To-do list »
- 1) Answer these questions from the passage on Faustin Twagiramungu:
(a) In which country does he live in exile?
(b) What share of the vote did he receive in the 2003 presidential election?
(c) Which party is he president of?
- 2) Please resume the passage on Faustin Twagiramungu, picking up right after its final sentence.

### Text shown ###

“No one leaves home unless home is the mouth of a shark”
Faustin Twagiramungu addresses President Paul Kagame on the topic of Refugees.
Faustin Twagiramungu is a politician from Rwanda living in exile in Belgium. He was prime minister of Rwanda after the 1994 civil war until his resignation in 1995. He was the first head of government appointed after the Rwandese Patriotic Front captured Kigali. He continues to live in Belgium for safety purposes and so he can speak freely about the government of Rwanda. He is the President of the RDI-Rwanda Rwiza Party based in Brussels.
Twagiramungu stood as an independent candidate in the Rwandan presidential election of 2003. Running on a platform of full employment, regional security, and progressive taxation, he accused the government of attempting to silence his views. In the final count, he placed second (out of three) with 3.62 percent of the vote. He initially did not accept the result, claiming that the incumbent Paul Kagame was leading the country towards a one-party system. (Wikipedia)

### Data section ###

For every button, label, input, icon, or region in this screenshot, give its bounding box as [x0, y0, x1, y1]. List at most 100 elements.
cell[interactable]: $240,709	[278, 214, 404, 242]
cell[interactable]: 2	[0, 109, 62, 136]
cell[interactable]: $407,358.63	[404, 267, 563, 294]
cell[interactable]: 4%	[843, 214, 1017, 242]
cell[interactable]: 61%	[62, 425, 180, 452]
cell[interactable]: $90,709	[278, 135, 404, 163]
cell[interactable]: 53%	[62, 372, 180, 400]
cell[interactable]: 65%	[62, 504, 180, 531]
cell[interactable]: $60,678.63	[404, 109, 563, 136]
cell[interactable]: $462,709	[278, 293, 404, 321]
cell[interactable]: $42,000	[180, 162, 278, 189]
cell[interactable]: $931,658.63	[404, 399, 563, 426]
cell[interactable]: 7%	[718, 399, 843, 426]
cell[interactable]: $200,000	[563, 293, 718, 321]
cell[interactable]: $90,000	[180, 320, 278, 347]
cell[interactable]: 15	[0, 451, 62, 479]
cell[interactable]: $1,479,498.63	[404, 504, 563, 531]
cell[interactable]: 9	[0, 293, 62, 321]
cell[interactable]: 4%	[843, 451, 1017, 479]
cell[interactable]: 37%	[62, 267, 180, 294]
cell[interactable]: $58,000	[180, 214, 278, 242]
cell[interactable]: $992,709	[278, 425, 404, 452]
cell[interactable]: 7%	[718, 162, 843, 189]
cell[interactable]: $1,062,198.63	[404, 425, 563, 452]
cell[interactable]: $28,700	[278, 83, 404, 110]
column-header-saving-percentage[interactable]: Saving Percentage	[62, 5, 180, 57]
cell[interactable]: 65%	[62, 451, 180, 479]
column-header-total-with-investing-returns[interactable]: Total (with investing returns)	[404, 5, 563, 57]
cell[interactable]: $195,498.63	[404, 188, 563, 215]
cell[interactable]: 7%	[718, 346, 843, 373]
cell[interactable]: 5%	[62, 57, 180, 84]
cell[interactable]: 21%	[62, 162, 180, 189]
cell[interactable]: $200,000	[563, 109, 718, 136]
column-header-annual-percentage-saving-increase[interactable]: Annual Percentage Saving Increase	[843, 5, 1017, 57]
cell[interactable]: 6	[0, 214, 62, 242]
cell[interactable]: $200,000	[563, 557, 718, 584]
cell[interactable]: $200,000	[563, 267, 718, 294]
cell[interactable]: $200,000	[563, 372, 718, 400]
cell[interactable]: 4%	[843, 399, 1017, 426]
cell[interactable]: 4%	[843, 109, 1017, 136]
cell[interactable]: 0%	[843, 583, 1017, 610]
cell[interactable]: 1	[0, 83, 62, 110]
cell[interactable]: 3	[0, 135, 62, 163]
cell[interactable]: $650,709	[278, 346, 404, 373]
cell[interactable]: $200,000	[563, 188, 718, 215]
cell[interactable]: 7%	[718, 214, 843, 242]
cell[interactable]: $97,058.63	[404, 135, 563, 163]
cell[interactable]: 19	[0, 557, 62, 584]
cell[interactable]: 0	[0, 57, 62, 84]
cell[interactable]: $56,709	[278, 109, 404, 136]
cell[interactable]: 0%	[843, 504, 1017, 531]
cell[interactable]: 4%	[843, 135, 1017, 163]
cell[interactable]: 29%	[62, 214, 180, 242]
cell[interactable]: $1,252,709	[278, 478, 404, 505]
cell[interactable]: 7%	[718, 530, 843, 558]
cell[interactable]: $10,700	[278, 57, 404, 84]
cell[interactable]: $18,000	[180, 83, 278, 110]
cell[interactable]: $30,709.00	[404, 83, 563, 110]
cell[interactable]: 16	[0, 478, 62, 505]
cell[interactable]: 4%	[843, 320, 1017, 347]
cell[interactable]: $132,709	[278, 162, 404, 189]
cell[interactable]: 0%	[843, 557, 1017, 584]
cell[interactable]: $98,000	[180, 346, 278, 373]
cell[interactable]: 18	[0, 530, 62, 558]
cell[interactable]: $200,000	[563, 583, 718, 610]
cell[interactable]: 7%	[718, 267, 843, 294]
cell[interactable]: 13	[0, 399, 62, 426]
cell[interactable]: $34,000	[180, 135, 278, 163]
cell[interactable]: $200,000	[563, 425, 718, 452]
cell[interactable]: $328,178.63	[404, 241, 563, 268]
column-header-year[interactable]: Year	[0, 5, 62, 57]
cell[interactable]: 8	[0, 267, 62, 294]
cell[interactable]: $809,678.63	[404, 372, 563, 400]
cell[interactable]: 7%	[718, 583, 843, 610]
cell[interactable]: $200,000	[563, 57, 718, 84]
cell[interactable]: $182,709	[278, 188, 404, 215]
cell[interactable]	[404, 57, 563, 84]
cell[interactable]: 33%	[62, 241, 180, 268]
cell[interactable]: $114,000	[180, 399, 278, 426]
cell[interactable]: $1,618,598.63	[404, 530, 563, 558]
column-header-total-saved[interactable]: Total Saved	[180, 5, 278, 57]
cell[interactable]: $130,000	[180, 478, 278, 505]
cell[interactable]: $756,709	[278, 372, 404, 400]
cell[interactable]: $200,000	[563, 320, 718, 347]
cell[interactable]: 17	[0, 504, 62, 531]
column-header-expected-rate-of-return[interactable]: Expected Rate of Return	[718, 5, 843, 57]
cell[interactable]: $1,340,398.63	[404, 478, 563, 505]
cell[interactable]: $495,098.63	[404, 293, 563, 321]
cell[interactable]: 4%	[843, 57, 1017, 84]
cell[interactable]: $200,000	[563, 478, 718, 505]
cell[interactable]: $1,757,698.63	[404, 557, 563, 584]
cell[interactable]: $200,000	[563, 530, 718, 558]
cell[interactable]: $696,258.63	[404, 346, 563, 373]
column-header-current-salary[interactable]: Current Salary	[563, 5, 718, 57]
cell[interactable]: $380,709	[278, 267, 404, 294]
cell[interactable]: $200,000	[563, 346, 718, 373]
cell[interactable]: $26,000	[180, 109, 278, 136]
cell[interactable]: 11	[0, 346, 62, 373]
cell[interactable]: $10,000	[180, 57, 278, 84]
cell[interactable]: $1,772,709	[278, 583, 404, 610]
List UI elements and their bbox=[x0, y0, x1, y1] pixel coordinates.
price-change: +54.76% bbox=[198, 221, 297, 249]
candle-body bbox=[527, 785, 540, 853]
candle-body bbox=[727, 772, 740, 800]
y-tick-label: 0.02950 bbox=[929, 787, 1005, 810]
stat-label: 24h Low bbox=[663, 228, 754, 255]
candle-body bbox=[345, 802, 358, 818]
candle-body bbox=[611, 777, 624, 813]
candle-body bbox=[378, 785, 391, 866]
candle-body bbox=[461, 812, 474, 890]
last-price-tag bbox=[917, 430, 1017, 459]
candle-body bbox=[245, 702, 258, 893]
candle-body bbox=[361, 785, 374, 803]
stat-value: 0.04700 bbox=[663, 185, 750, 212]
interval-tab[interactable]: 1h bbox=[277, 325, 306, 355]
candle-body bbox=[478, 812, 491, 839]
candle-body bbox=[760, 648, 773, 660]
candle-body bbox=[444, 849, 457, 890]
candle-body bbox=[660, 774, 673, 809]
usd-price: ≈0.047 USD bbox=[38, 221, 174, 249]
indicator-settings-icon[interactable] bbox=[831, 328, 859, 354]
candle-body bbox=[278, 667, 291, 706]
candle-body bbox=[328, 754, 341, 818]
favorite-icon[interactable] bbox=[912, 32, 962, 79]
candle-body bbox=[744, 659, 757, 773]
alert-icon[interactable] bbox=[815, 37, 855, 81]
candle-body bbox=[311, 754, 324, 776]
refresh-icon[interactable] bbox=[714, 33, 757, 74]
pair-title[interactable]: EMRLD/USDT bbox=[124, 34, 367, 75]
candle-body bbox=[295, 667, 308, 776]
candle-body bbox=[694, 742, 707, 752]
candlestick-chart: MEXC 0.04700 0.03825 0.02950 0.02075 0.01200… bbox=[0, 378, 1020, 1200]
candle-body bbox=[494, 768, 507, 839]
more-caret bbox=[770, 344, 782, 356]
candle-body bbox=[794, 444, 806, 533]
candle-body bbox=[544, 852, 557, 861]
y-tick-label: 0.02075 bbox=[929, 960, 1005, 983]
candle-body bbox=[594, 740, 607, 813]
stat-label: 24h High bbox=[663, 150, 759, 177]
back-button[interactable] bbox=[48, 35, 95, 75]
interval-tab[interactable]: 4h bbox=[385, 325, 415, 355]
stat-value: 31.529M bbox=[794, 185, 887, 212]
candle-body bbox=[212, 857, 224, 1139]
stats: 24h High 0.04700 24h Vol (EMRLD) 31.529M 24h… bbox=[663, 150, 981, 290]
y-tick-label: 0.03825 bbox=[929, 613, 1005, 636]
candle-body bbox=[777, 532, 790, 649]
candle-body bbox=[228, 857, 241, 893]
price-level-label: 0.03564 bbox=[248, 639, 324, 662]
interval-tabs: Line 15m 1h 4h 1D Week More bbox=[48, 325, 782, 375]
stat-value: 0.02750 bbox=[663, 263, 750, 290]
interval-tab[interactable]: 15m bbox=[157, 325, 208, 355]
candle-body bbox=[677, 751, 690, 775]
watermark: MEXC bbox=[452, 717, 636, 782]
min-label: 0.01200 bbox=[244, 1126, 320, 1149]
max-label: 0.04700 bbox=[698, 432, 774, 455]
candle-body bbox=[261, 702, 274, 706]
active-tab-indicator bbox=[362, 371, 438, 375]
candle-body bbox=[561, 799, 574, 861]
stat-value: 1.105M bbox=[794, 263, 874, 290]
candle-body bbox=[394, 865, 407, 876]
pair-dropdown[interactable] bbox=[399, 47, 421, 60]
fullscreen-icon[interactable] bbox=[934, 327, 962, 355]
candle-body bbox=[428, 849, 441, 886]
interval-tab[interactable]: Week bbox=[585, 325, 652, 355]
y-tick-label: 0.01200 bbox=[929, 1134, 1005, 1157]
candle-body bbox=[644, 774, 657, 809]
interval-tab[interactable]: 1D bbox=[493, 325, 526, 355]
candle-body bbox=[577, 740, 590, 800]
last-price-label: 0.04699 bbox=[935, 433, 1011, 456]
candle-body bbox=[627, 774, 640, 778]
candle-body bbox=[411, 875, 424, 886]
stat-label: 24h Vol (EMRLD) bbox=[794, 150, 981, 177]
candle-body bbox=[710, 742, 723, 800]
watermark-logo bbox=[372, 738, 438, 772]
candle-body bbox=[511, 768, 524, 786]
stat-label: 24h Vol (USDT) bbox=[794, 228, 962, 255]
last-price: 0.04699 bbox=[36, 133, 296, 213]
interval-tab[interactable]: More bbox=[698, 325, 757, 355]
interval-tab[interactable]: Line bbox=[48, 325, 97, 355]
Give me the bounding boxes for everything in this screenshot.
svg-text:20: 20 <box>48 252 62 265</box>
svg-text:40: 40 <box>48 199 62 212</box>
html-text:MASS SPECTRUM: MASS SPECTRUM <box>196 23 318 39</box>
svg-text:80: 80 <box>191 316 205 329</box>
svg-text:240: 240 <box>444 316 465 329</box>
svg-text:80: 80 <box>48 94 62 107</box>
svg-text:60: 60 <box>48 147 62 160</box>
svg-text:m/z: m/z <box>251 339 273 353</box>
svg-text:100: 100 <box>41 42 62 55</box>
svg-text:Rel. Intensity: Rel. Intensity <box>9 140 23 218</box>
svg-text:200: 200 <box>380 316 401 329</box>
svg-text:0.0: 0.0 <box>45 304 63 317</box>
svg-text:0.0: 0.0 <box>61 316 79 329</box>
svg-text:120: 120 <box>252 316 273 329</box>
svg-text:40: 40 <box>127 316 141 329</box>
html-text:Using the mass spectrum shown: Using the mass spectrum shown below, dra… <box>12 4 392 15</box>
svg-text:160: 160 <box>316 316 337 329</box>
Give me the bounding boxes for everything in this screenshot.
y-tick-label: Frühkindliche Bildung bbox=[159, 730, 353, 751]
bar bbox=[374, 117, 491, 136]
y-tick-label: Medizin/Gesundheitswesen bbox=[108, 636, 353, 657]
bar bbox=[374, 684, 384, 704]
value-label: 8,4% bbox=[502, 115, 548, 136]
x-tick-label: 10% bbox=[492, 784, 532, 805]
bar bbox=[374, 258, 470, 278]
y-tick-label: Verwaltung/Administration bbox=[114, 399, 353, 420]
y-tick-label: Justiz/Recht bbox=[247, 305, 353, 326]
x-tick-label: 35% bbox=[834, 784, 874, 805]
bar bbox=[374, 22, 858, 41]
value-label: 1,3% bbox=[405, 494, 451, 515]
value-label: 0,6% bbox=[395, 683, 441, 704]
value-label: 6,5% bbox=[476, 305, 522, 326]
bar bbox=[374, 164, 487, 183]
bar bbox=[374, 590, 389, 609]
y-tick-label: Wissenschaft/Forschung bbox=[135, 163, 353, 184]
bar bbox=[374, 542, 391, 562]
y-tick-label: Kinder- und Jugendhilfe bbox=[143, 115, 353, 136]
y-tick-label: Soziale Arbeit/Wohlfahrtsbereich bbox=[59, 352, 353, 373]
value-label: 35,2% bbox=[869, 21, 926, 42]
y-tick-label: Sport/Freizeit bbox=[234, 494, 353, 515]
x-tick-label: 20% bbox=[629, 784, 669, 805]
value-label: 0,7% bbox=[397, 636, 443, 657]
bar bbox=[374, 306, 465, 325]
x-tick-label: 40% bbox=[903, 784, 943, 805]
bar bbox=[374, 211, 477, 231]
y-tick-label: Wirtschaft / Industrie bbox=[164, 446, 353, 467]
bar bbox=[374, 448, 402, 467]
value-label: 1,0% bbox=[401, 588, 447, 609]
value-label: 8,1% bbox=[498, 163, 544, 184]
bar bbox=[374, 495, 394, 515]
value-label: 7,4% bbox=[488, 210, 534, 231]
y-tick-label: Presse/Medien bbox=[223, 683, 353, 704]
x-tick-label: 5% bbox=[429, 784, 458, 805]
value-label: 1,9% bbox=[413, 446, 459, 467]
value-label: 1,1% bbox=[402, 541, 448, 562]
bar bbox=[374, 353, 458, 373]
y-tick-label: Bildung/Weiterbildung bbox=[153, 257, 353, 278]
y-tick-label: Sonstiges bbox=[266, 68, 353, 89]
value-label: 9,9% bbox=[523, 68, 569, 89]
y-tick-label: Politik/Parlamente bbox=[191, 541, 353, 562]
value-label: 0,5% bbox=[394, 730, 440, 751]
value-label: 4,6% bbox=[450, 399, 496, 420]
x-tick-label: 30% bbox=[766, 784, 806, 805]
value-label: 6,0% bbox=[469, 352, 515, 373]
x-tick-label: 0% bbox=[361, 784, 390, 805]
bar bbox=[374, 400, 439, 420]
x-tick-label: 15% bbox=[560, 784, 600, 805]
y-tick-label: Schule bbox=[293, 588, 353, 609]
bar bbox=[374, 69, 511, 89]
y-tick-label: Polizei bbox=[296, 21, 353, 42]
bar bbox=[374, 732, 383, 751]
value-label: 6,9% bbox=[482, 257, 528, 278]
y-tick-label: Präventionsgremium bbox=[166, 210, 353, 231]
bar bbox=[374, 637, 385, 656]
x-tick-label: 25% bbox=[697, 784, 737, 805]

###

Responses for each task »
- 1)
(a) Belgium
(b) 3.62 percent
(c) The RDI-Rwanda Rwiza Party

- 2)
Mr. Twagiramungu participated in an interview with this writer to further explain his position on the return of refugees and how the letter may be interpreted
He began by stating that the inspiration to write this letter to President Paul Kagame and declaration came from his own experience as a refugee and what has happened in his country since 1959. “We are a country of refugees from 1959 up to now and we think there is a reason for that. One, it is about politics and second it is a way we position ourselves and third, we do not have what you call in the Western world ‘Political Space’ and respect for human rights. That is why people don’t want to stay in that country.” Mr. Twagiramungu further indicated that that Rwandans do not want to return to Rwanda because they will not get their property back and they do not have freedom of speech. “We have 255,000 refugees in Congo. These are official figures, but I believe there are beyond 300,000.” Mr. Twagiramungu references the 2010 Mapping Report, which provides details of how Kagame has killed thousands of Rwandans and Congolese in the DRC. He stated that if this Mapping Report went before a tribunal then it would be called genocide. President Kagame has clearly stated he does not care about the 2010 Mapping Report and stated it should be thrown in the trash.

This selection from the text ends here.